### [STATED TASK]
Each record needs to be echoed exactly; can you do that?
## Start DATA SHOWN
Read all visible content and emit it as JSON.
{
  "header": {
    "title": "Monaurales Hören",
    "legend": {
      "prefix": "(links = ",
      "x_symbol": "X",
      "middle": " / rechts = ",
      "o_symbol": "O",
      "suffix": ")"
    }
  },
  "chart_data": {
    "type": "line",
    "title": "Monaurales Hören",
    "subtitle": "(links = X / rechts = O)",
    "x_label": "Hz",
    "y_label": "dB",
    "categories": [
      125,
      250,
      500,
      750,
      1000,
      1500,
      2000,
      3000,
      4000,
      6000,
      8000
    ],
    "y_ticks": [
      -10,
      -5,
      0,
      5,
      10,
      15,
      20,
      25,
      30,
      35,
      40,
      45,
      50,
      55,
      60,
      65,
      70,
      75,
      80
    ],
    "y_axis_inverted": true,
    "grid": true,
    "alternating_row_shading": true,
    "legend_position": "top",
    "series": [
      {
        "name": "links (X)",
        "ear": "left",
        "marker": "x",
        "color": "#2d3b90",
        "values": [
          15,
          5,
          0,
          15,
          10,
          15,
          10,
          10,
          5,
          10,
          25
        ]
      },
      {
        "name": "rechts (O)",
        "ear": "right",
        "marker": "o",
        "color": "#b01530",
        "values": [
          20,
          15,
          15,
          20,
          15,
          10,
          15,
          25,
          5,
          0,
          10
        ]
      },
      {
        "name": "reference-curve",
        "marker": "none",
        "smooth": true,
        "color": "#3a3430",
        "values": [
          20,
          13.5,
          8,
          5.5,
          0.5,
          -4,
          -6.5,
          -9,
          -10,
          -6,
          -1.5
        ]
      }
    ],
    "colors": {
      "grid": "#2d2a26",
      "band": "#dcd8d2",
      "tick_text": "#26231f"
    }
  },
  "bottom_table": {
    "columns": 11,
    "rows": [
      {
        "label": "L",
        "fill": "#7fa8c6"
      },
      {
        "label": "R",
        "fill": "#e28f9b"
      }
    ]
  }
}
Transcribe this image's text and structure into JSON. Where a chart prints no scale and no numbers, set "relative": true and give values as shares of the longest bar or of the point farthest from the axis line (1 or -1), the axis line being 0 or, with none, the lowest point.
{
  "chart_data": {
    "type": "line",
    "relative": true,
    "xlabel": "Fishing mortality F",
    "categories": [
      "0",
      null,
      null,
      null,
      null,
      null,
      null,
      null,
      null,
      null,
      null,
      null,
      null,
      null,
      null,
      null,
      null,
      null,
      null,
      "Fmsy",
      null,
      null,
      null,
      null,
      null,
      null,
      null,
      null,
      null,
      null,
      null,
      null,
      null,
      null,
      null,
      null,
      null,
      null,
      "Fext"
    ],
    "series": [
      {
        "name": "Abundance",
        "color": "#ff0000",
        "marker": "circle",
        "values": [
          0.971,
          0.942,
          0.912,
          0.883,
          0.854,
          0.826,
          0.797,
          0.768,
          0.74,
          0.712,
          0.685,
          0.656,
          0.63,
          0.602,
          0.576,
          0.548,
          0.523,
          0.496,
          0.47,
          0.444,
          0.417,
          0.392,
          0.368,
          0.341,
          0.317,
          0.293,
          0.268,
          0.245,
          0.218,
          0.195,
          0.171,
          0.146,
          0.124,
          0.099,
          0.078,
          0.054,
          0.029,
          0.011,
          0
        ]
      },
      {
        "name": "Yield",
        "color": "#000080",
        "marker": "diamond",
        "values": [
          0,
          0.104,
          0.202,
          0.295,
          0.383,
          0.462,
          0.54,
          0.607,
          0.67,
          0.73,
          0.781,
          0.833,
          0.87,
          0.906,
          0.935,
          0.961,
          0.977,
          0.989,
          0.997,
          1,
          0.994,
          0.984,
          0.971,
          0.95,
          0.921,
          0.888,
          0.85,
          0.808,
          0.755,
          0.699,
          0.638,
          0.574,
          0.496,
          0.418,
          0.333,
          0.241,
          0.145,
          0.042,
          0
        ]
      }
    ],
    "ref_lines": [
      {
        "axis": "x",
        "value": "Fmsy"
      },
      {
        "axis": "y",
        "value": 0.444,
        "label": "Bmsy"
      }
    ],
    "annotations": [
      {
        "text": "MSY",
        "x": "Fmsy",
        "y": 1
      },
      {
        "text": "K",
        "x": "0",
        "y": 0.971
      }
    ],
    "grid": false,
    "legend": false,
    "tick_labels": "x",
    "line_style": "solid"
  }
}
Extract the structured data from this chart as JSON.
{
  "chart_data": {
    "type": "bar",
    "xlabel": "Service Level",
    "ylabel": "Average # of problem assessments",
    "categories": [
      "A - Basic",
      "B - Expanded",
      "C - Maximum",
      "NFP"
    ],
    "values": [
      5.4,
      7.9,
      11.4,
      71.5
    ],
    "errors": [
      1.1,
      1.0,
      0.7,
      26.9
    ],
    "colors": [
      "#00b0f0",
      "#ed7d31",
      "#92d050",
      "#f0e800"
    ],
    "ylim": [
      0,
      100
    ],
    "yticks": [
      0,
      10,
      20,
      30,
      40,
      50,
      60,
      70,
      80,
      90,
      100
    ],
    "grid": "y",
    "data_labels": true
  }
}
## End DATA SHOWN
### [RESULT OF THIS TASK]
Read all visible content and emit it as JSON.
{
  "header": {
    "title": "Monaurales Hören",
    "legend": {
      "prefix": "(links = ",
      "x_symbol": "X",
      "middle": " / rechts = ",
      "o_symbol": "O",
      "suffix": ")"
    }
  },
  "chart_data": {
    "type": "line",
    "title": "Monaurales Hören",
    "subtitle": "(links = X / rechts = O)",
    "x_label": "Hz",
    "y_label": "dB",
    "categories": [
      125,
      250,
      500,
      750,
      1000,
      1500,
      2000,
      3000,
      4000,
      6000,
      8000
    ],
    "y_ticks": [
      -10,
      -5,
      0,
      5,
      10,
      15,
      20,
      25,
      30,
      35,
      40,
      45,
      50,
      55,
      60,
      65,
      70,
      75,
      80
    ],
    "y_axis_inverted": true,
    "grid": true,
    "alternating_row_shading": true,
    "legend_position": "top",
    "series": [
      {
        "name": "links (X)",
        "ear": "left",
        "marker": "x",
        "color": "#2d3b90",
        "values": [
          15,
          5,
          0,
          15,
          10,
          15,
          10,
          10,
          5,
          10,
          25
        ]
      },
      {
        "name": "rechts (O)",
        "ear": "right",
        "marker": "o",
        "color": "#b01530",
        "values": [
          20,
          15,
          15,
          20,
          15,
          10,
          15,
          25,
          5,
          0,
          10
        ]
      },
      {
        "name": "reference-curve",
        "marker": "none",
        "smooth": true,
        "color": "#3a3430",
        "values": [
          20,
          13.5,
          8,
          5.5,
          0.5,
          -4,
          -6.5,
          -9,
          -10,
          -6,
          -1.5
        ]
      }
    ],
    "colors": {
      "grid": "#2d2a26",
      "band": "#dcd8d2",
      "tick_text": "#26231f"
    }
  },
  "bottom_table": {
    "columns": 11,
    "rows": [
      {
        "label": "L",
        "fill": "#7fa8c6"
      },
      {
        "label": "R",
        "fill": "#e28f9b"
      }
    ]
  }
}
Transcribe this image's text and structure into JSON. Where a chart prints no scale and no numbers, set "relative": true and give values as shares of the longest bar or of the point farthest from the axis line (1 or -1), the axis line being 0 or, with none, the lowest point.
{
  "chart_data": {
    "type": "line",
    "relative": true,
    "xlabel": "Fishing mortality F",
    "categories": [
      "0",
      null,
      null,
      null,
      null,
      null,
      null,
      null,
      null,
      null,
      null,
      null,
      null,
      null,
      null,
      null,
      null,
      null,
      null,
      "Fmsy",
      null,
      null,
      null,
      null,
      null,
      null,
      null,
      null,
      null,
      null,
      null,
      null,
      null,
      null,
      null,
      null,
      null,
      null,
      "Fext"
    ],
    "series": [
      {
        "name": "Abundance",
        "color": "#ff0000",
        "marker": "circle",
        "values": [
          0.971,
          0.942,
          0.912,
          0.883,
          0.854,
          0.826,
          0.797,
          0.768,
          0.74,
          0.712,
          0.685,
          0.656,
          0.63,
          0.602,
          0.576,
          0.548,
          0.523,
          0.496,
          0.47,
          0.444,
          0.417,
          0.392,
          0.368,
          0.341,
          0.317,
          0.293,
          0.268,
          0.245,
          0.218,
          0.195,
          0.171,
          0.146,
          0.124,
          0.099,
          0.078,
          0.054,
          0.029,
          0.011,
          0
        ]
      },
      {
        "name": "Yield",
        "color": "#000080",
        "marker": "diamond",
        "values": [
          0,
          0.104,
          0.202,
          0.295,
          0.383,
          0.462,
          0.54,
          0.607,
          0.67,
          0.73,
          0.781,
          0.833,
          0.87,
          0.906,
          0.935,
          0.961,
          0.977,
          0.989,
          0.997,
          1,
          0.994,
          0.984,
          0.971,
          0.95,
          0.921,
          0.888,
          0.85,
          0.808,
          0.755,
          0.699,
          0.638,
          0.574,
          0.496,
          0.418,
          0.333,
          0.241,
          0.145,
          0.042,
          0
        ]
      }
    ],
    "ref_lines": [
      {
        "axis": "x",
        "value": "Fmsy"
      },
      {
        "axis": "y",
        "value": 0.444,
        "label": "Bmsy"
      }
    ],
    "annotations": [
      {
        "text": "MSY",
        "x": "Fmsy",
        "y": 1
      },
      {
        "text": "K",
        "x": "0",
        "y": 0.971
      }
    ],
    "grid": false,
    "legend": false,
    "tick_labels": "x",
    "line_style": "solid"
  }
}
Extract the structured data from this chart as JSON.
{
  "chart_data": {
    "type": "bar",
    "xlabel": "Service Level",
    "ylabel": "Average # of problem assessments",
    "categories": [
      "A - Basic",
      "B - Expanded",
      "C - Maximum",
      "NFP"
    ],
    "values": [
      5.4,
      7.9,
      11.4,
      71.5
    ],
    "errors": [
      1.1,
      1.0,
      0.7,
      26.9
    ],
    "colors": [
      "#00b0f0",
      "#ed7d31",
      "#92d050",
      "#f0e800"
    ],
    "ylim": [
      0,
      100
    ],
    "yticks": [
      0,
      10,
      20,
      30,
      40,
      50,
      60,
      70,
      80,
      90,
      100
    ],
    "grid": "y",
    "data_labels": true
  }
}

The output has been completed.